** Data extract **
● ● ●

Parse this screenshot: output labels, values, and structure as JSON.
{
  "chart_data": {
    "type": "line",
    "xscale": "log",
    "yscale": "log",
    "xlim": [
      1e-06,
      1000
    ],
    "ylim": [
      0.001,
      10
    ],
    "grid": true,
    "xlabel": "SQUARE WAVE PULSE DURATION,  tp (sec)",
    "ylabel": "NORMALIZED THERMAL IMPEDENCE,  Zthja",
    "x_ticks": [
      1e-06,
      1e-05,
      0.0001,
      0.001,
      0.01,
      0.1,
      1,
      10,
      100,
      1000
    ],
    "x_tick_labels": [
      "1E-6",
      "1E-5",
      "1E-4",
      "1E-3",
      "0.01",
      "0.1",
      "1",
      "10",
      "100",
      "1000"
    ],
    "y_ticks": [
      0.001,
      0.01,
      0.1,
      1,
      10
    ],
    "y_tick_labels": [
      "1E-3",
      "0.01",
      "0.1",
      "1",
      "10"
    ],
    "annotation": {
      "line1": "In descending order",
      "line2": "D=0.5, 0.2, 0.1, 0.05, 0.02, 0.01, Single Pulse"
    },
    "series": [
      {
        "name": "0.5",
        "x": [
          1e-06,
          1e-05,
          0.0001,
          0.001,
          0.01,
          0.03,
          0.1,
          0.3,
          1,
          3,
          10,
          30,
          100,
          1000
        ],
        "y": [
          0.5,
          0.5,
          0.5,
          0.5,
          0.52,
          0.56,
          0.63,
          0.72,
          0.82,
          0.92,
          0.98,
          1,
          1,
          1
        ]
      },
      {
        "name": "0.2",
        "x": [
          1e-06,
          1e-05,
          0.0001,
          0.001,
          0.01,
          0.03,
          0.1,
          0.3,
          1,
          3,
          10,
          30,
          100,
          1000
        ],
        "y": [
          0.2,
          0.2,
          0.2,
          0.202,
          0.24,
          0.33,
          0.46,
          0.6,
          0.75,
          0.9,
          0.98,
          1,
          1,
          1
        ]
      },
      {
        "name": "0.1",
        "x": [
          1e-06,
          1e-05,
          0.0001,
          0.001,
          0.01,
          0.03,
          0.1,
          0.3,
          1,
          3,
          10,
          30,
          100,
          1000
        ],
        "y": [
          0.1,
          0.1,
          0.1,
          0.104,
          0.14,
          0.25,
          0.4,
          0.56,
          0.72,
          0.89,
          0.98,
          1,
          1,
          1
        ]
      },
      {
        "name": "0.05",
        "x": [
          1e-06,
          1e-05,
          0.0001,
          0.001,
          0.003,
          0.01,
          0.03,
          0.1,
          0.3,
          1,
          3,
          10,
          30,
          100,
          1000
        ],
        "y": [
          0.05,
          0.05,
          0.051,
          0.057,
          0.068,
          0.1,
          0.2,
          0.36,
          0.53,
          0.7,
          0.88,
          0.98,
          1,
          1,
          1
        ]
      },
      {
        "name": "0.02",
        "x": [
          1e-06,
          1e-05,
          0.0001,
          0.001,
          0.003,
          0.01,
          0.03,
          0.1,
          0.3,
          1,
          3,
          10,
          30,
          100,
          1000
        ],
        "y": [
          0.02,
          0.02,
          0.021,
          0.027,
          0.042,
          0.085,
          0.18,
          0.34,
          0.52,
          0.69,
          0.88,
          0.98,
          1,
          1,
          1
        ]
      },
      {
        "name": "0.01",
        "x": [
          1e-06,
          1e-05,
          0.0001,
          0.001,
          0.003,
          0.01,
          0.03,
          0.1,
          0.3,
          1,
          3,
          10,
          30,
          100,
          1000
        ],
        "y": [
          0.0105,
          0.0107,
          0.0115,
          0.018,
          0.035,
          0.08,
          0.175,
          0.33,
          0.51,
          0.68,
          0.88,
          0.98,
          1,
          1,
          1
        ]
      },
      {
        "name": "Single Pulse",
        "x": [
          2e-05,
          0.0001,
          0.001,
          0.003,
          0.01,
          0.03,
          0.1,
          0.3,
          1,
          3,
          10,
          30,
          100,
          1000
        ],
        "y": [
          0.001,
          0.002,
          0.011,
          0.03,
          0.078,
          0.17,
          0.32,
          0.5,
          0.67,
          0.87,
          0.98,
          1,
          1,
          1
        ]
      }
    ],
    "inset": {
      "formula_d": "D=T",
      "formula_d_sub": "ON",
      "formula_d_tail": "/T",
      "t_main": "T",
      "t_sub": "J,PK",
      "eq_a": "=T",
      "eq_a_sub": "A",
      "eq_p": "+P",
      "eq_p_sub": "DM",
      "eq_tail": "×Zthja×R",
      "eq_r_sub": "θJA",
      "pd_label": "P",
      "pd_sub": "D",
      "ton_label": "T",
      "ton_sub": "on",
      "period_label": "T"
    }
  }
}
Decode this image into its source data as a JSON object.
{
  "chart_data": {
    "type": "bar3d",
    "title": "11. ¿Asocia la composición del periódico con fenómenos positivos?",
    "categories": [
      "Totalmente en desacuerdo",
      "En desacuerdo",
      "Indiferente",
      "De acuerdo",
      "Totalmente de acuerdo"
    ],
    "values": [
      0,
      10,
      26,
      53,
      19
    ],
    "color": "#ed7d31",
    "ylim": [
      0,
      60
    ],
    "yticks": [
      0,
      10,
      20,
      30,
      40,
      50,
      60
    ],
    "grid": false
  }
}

● ● ●

** What the task asks **
Filter the records down to the lines that contain the string "values", and copy those lines.

** Task result **
Parse this screenshot: output labels, values, and structure as JSON.
    "values": [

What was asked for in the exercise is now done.